(SET EXERCISE): Print each line of the listing once more, precisely as given.

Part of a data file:
—————
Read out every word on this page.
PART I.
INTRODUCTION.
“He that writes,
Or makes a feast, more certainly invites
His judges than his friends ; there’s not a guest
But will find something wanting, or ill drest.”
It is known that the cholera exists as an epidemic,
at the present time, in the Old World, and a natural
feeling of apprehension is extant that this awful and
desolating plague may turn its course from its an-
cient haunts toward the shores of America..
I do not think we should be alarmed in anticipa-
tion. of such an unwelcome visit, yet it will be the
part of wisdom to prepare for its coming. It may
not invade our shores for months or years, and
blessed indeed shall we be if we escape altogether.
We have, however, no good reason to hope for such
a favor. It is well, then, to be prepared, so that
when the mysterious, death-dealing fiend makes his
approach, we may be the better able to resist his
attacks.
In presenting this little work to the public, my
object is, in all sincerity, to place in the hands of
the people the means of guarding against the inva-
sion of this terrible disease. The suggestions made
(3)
—————
(CORRECT ANSWER):
Read out every word on this page.
PART I.
INTRODUCTION.
“He that writes,
Or makes a feast, more certainly invites
His judges than his friends ; there’s not a guest
But will find something wanting, or ill drest.”
It is known that the cholera exists as an epidemic,
at the present time, in the Old World, and a natural
feeling of apprehension is extant that this awful and
desolating plague may turn its course from its an-
cient haunts toward the shores of America..
I do not think we should be alarmed in anticipa-
tion. of such an unwelcome visit, yet it will be the
part of wisdom to prepare for its coming. It may
not invade our shores for months or years, and
blessed indeed shall we be if we escape altogether.
We have, however, no good reason to hope for such
a favor. It is well, then, to be prepared, so that
when the mysterious, death-dealing fiend makes his
approach, we may be the better able to resist his
attacks.
In presenting this little work to the public, my
object is, in all sincerity, to place in the hands of
the people the means of guarding against the inva-
sion of this terrible disease. The suggestions made
(3)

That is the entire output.